THE TASK>
Using the listing beneath this task, count the lines with the word "Predictions" and write only the result.
--- BEGIN MATERIAL ---
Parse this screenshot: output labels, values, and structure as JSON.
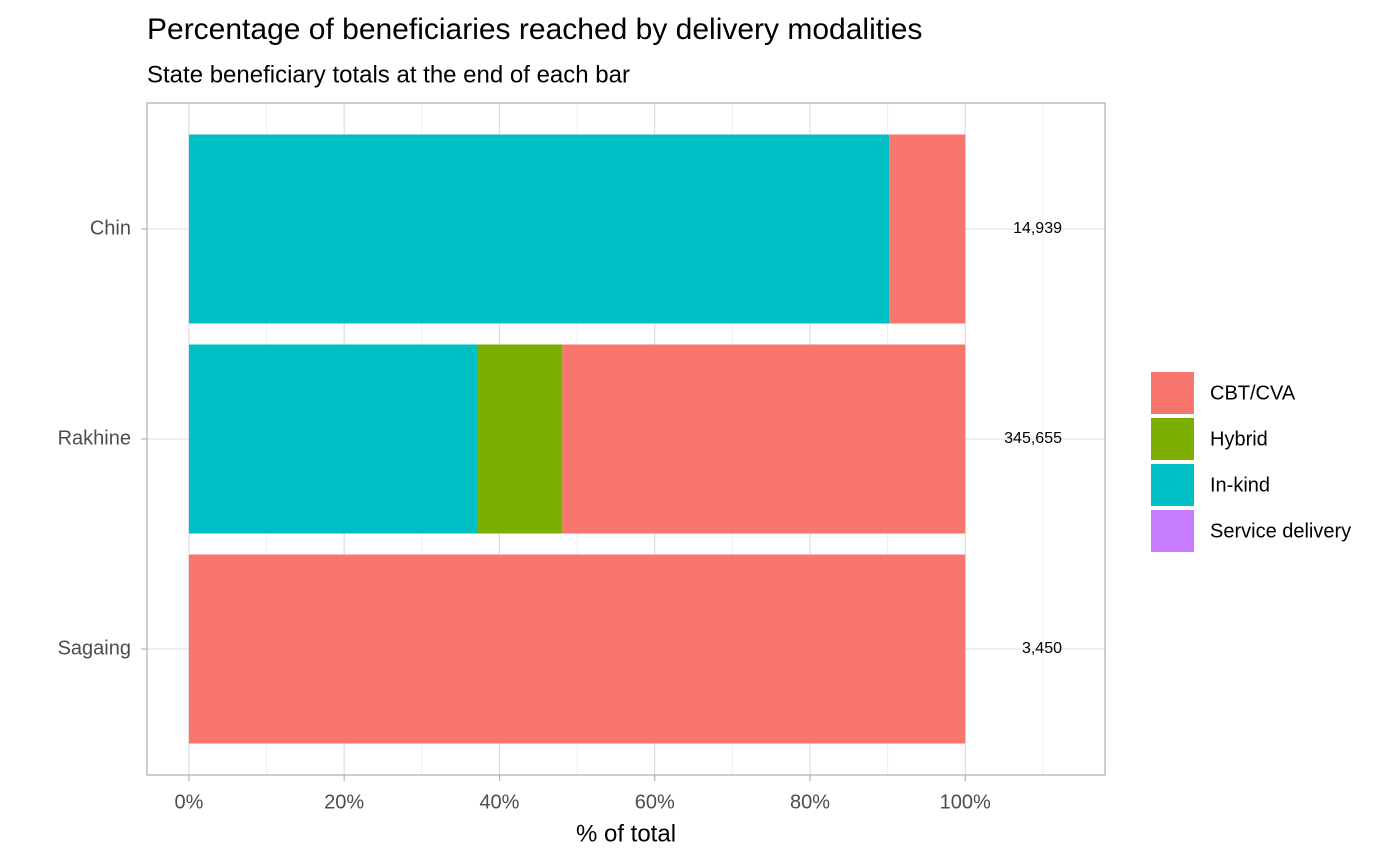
{
  "chart_data": {
    "type": "stacked_bar_horizontal",
    "title": "Percentage of beneficiaries reached by delivery modalities",
    "subtitle": "State beneficiary totals at the end of each bar",
    "x_label": "% of total",
    "categories": [
      "Chin",
      "Rakhine",
      "Sagaing"
    ],
    "series": [
      {
        "name": "CBT/CVA",
        "color": "#F8766D",
        "values": [
          9.8,
          51.9,
          100
        ]
      },
      {
        "name": "Hybrid",
        "color": "#7CAE00",
        "values": [
          0,
          11.0,
          0
        ]
      },
      {
        "name": "In-kind",
        "color": "#00BFC4",
        "values": [
          90.2,
          37.1,
          0
        ]
      },
      {
        "name": "Service delivery",
        "color": "#C77CFF",
        "values": [
          0,
          0,
          0
        ]
      }
    ],
    "totals": {
      "values": [
        14939,
        345655,
        3450
      ],
      "value_labels": [
        "14,939",
        "345,655",
        "3,450"
      ]
    },
    "xlim": [
      -5.4,
      118
    ],
    "xticks": [
      {
        "value": 0,
        "label": "0%"
      },
      {
        "value": 20,
        "label": "20%"
      },
      {
        "value": 40,
        "label": "40%"
      },
      {
        "value": 60,
        "label": "60%"
      },
      {
        "value": 80,
        "label": "80%"
      },
      {
        "value": 100,
        "label": "100%"
      }
    ],
    "minor_xticks": [
      10,
      30,
      50,
      70,
      90,
      110
    ],
    "grid": true,
    "legend_position": "right"
  }
}
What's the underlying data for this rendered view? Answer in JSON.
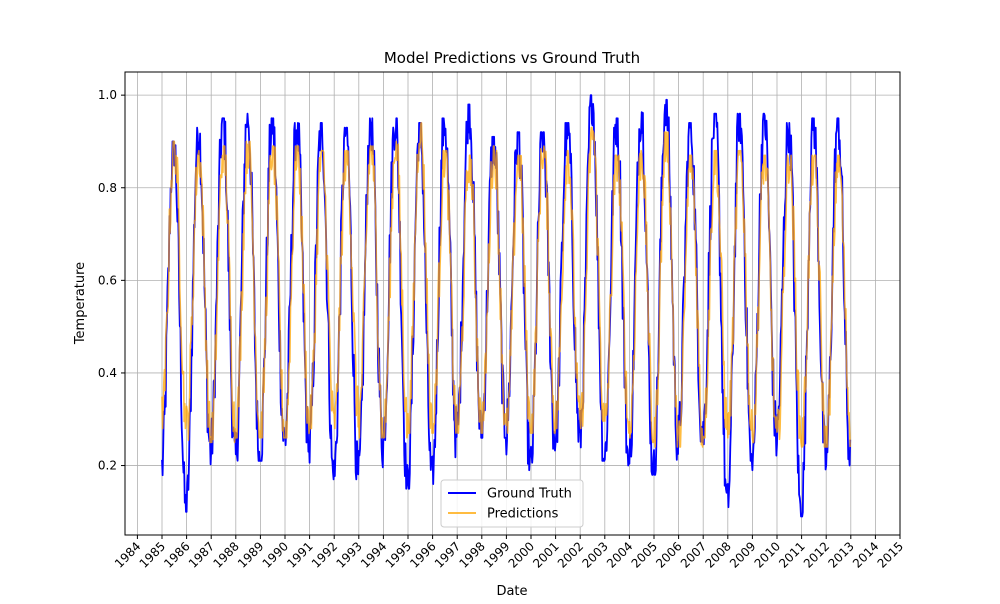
{
  "chart_data": {
    "type": "line",
    "title": "Model Predictions vs Ground Truth",
    "xlabel": "Date",
    "ylabel": "Temperature",
    "xlim": [
      "1983-07-01",
      "2015-01-01"
    ],
    "ylim": [
      0.05,
      1.05
    ],
    "x_ticks": [
      "1984",
      "1985",
      "1986",
      "1987",
      "1988",
      "1989",
      "1990",
      "1991",
      "1992",
      "1993",
      "1994",
      "1995",
      "1996",
      "1997",
      "1998",
      "1999",
      "2000",
      "2001",
      "2002",
      "2003",
      "2004",
      "2005",
      "2006",
      "2007",
      "2008",
      "2009",
      "2010",
      "2011",
      "2012",
      "2013",
      "2014",
      "2015"
    ],
    "y_ticks": [
      "0.2",
      "0.4",
      "0.6",
      "0.8",
      "1.0"
    ],
    "grid": true,
    "legend_position": "lower center",
    "series": [
      {
        "name": "Ground Truth",
        "color": "#0000ff",
        "season_peaks": [
          0.9,
          0.93,
          0.95,
          0.96,
          0.95,
          0.94,
          0.94,
          0.93,
          0.95,
          0.95,
          0.94,
          0.95,
          0.98,
          0.91,
          0.92,
          0.92,
          0.94,
          1.0,
          0.95,
          0.97,
          0.99,
          0.94,
          0.96,
          0.96,
          0.96,
          0.94,
          0.95
        ],
        "season_troughs": [
          0.19,
          0.1,
          0.23,
          0.21,
          0.21,
          0.25,
          0.23,
          0.17,
          0.17,
          0.25,
          0.15,
          0.16,
          0.26,
          0.26,
          0.26,
          0.19,
          0.25,
          0.26,
          0.21,
          0.2,
          0.18,
          0.25,
          0.26,
          0.11,
          0.19,
          0.26,
          0.09,
          0.2,
          0.21
        ]
      },
      {
        "name": "Predictions",
        "color": "#ffa500",
        "season_peaks": [
          0.9,
          0.88,
          0.89,
          0.9,
          0.89,
          0.89,
          0.88,
          0.88,
          0.89,
          0.9,
          0.94,
          0.88,
          0.87,
          0.89,
          0.87,
          0.89,
          0.88,
          0.93,
          0.87,
          0.88,
          0.92,
          0.87,
          0.88,
          0.88,
          0.87,
          0.87,
          0.87
        ],
        "season_troughs": [
          0.3,
          0.28,
          0.25,
          0.27,
          0.26,
          0.26,
          0.28,
          0.28,
          0.3,
          0.26,
          0.27,
          0.27,
          0.27,
          0.28,
          0.27,
          0.27,
          0.29,
          0.28,
          0.28,
          0.27,
          0.25,
          0.24,
          0.26,
          0.27,
          0.26,
          0.25,
          0.25,
          0.24,
          0.28
        ]
      }
    ]
  }
}
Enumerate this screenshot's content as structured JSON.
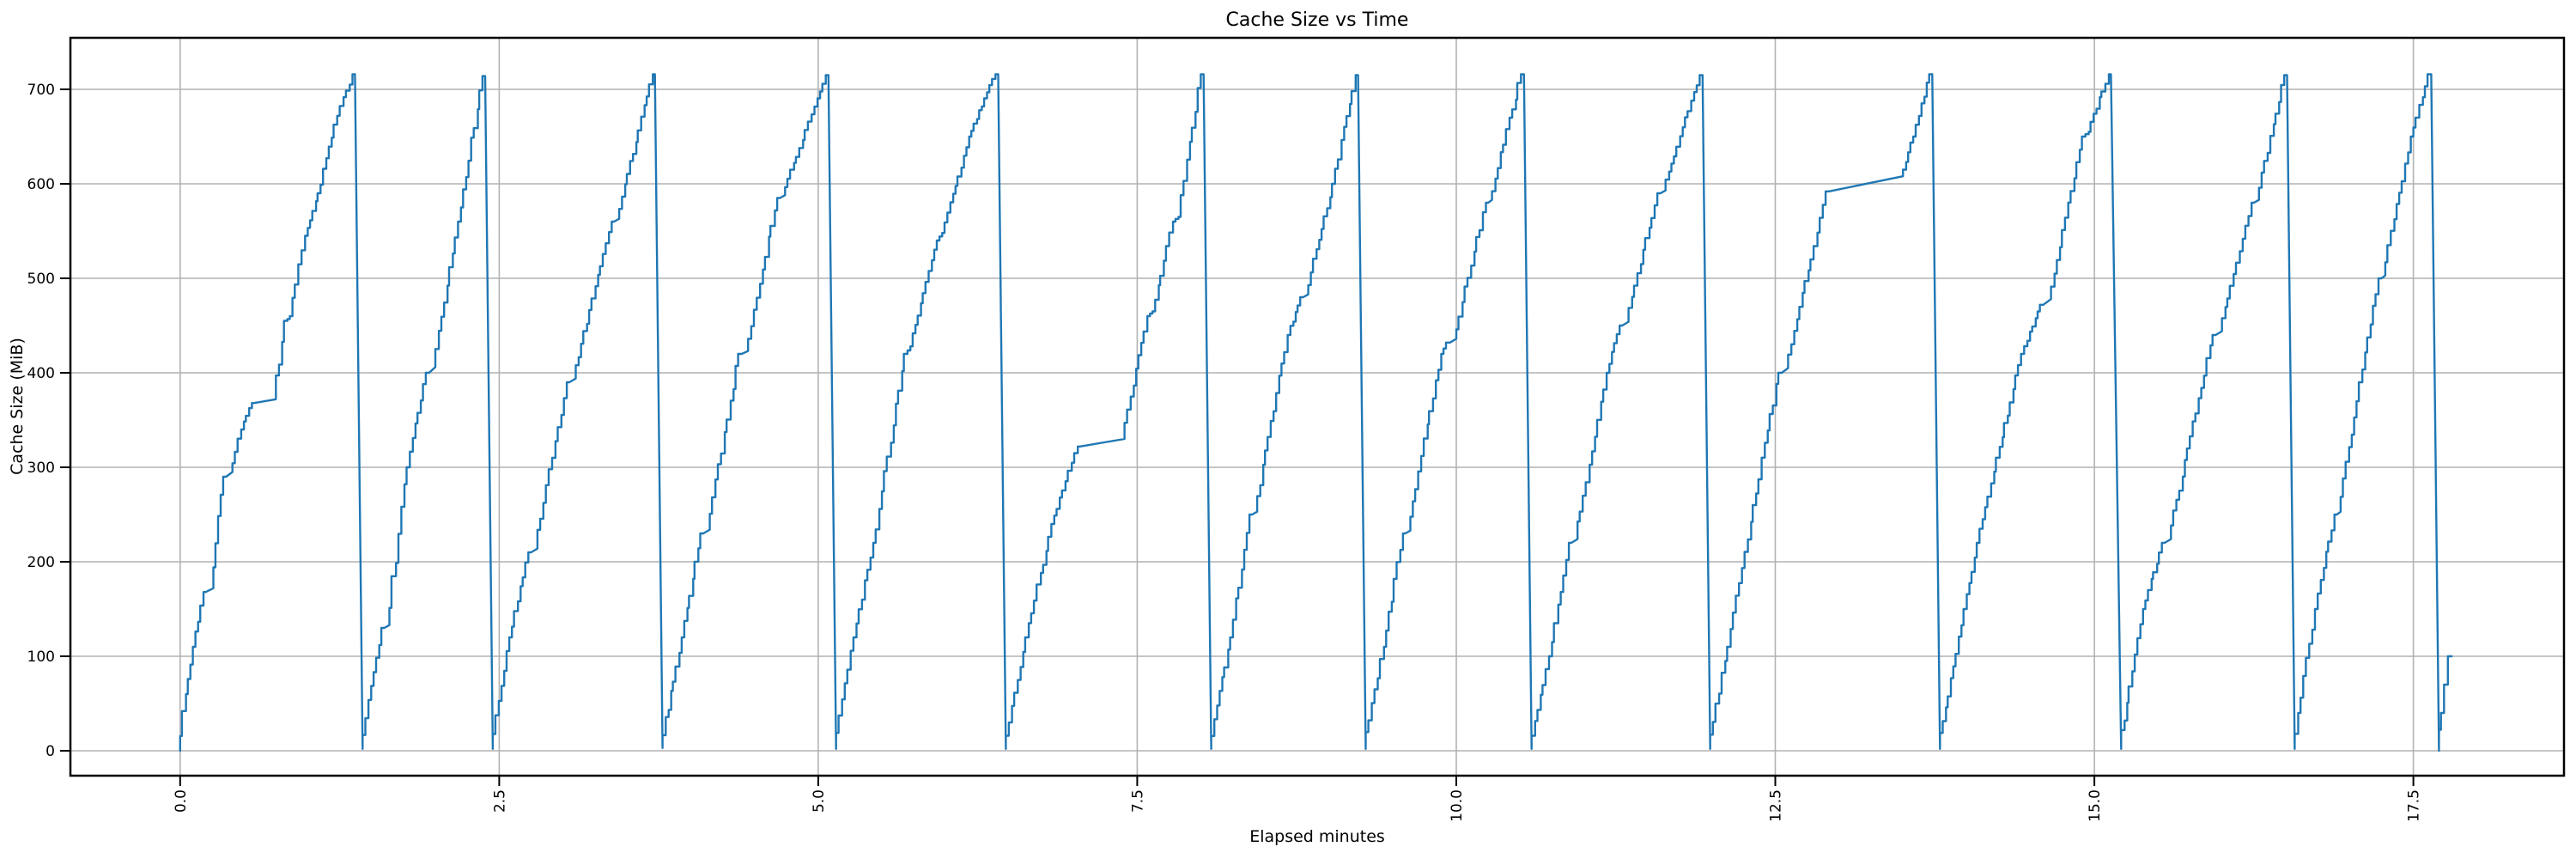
{
  "chart_data": {
    "type": "line",
    "title": "Cache Size vs Time",
    "xlabel": "Elapsed minutes",
    "ylabel": "Cache Size (MiB)",
    "xlim": [
      -0.86,
      18.68
    ],
    "ylim": [
      -26.4,
      754.5
    ],
    "x_ticks": [
      0.0,
      2.5,
      5.0,
      7.5,
      10.0,
      12.5,
      15.0,
      17.5
    ],
    "x_tick_labels": [
      "0.0",
      "2.5",
      "5.0",
      "7.5",
      "10.0",
      "12.5",
      "15.0",
      "17.5"
    ],
    "y_ticks": [
      0,
      100,
      200,
      300,
      400,
      500,
      600,
      700
    ],
    "y_tick_labels": [
      "0",
      "100",
      "200",
      "300",
      "400",
      "500",
      "600",
      "700"
    ],
    "x_tick_rotation": 90,
    "grid": true,
    "legend_position": "none",
    "colors": {
      "line": "#1f77b4",
      "grid": "#b2b2b2",
      "spine": "#000000",
      "background": "#ffffff",
      "text": "#000000"
    },
    "peak_value_mib": 716,
    "valley_value_mib": 0,
    "peaks_at_minutes": [
      1.37,
      2.39,
      3.72,
      5.08,
      6.41,
      8.02,
      9.23,
      10.53,
      11.93,
      13.73,
      15.13,
      16.51,
      17.64
    ],
    "plateaus": [
      {
        "start_min": 0.58,
        "end_min": 0.75,
        "value_mib": 370
      },
      {
        "start_min": 7.05,
        "end_min": 7.4,
        "value_mib": 325
      },
      {
        "start_min": 12.92,
        "end_min": 13.5,
        "value_mib": 600
      }
    ],
    "series": [
      {
        "name": "cache_size",
        "points": [
          [
            0.0,
            0
          ],
          [
            0.06,
            60
          ],
          [
            0.12,
            110
          ],
          [
            0.2,
            168
          ],
          [
            0.26,
            172
          ],
          [
            0.36,
            290
          ],
          [
            0.41,
            295
          ],
          [
            0.5,
            340
          ],
          [
            0.58,
            368
          ],
          [
            0.75,
            372
          ],
          [
            0.84,
            455
          ],
          [
            0.88,
            460
          ],
          [
            1.0,
            545
          ],
          [
            1.1,
            590
          ],
          [
            1.25,
            672
          ],
          [
            1.37,
            716
          ],
          [
            1.43,
            2
          ],
          [
            1.6,
            130
          ],
          [
            1.64,
            133
          ],
          [
            1.8,
            300
          ],
          [
            1.95,
            400
          ],
          [
            2.0,
            406
          ],
          [
            2.2,
            560
          ],
          [
            2.39,
            714
          ],
          [
            2.45,
            2
          ],
          [
            2.6,
            120
          ],
          [
            2.75,
            210
          ],
          [
            2.8,
            214
          ],
          [
            3.05,
            390
          ],
          [
            3.1,
            394
          ],
          [
            3.4,
            560
          ],
          [
            3.44,
            563
          ],
          [
            3.72,
            716
          ],
          [
            3.78,
            3
          ],
          [
            3.95,
            120
          ],
          [
            4.1,
            230
          ],
          [
            4.15,
            234
          ],
          [
            4.4,
            420
          ],
          [
            4.45,
            423
          ],
          [
            4.7,
            585
          ],
          [
            4.74,
            588
          ],
          [
            5.08,
            715
          ],
          [
            5.14,
            2
          ],
          [
            5.3,
            120
          ],
          [
            5.45,
            220
          ],
          [
            5.7,
            420
          ],
          [
            5.74,
            428
          ],
          [
            5.95,
            540
          ],
          [
            5.99,
            548
          ],
          [
            6.2,
            650
          ],
          [
            6.41,
            716
          ],
          [
            6.47,
            2
          ],
          [
            6.65,
            120
          ],
          [
            6.85,
            240
          ],
          [
            7.05,
            322
          ],
          [
            7.4,
            330
          ],
          [
            7.6,
            460
          ],
          [
            7.64,
            465
          ],
          [
            7.8,
            560
          ],
          [
            7.84,
            565
          ],
          [
            8.02,
            716
          ],
          [
            8.08,
            2
          ],
          [
            8.25,
            120
          ],
          [
            8.4,
            250
          ],
          [
            8.44,
            253
          ],
          [
            8.7,
            440
          ],
          [
            8.8,
            480
          ],
          [
            8.84,
            483
          ],
          [
            9.05,
            600
          ],
          [
            9.23,
            715
          ],
          [
            9.29,
            2
          ],
          [
            9.45,
            110
          ],
          [
            9.6,
            230
          ],
          [
            9.64,
            233
          ],
          [
            9.9,
            420
          ],
          [
            9.95,
            432
          ],
          [
            10.0,
            436
          ],
          [
            10.25,
            580
          ],
          [
            10.28,
            583
          ],
          [
            10.53,
            716
          ],
          [
            10.59,
            2
          ],
          [
            10.75,
            100
          ],
          [
            10.9,
            220
          ],
          [
            10.95,
            224
          ],
          [
            11.2,
            400
          ],
          [
            11.3,
            450
          ],
          [
            11.35,
            454
          ],
          [
            11.6,
            590
          ],
          [
            11.64,
            593
          ],
          [
            11.93,
            715
          ],
          [
            11.99,
            2
          ],
          [
            12.15,
            110
          ],
          [
            12.35,
            260
          ],
          [
            12.55,
            400
          ],
          [
            12.6,
            405
          ],
          [
            12.8,
            520
          ],
          [
            12.92,
            592
          ],
          [
            13.5,
            608
          ],
          [
            13.6,
            650
          ],
          [
            13.73,
            716
          ],
          [
            13.79,
            2
          ],
          [
            14.0,
            150
          ],
          [
            14.1,
            220
          ],
          [
            14.45,
            420
          ],
          [
            14.6,
            472
          ],
          [
            14.66,
            478
          ],
          [
            14.93,
            650
          ],
          [
            14.97,
            655
          ],
          [
            15.13,
            716
          ],
          [
            15.21,
            2
          ],
          [
            15.4,
            150
          ],
          [
            15.55,
            220
          ],
          [
            15.6,
            224
          ],
          [
            15.95,
            440
          ],
          [
            16.0,
            444
          ],
          [
            16.25,
            580
          ],
          [
            16.29,
            583
          ],
          [
            16.51,
            715
          ],
          [
            16.57,
            2
          ],
          [
            16.75,
            150
          ],
          [
            16.9,
            250
          ],
          [
            16.93,
            253
          ],
          [
            17.1,
            390
          ],
          [
            17.25,
            500
          ],
          [
            17.28,
            503
          ],
          [
            17.5,
            650
          ],
          [
            17.64,
            716
          ],
          [
            17.7,
            0
          ],
          [
            17.74,
            40
          ],
          [
            17.77,
            70
          ],
          [
            17.8,
            100
          ]
        ]
      }
    ],
    "render": {
      "staircase_min_rate": 120,
      "step_minutes": 0.022
    }
  }
}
--- END MATERIAL ---
THE COMPLETED TASK>
2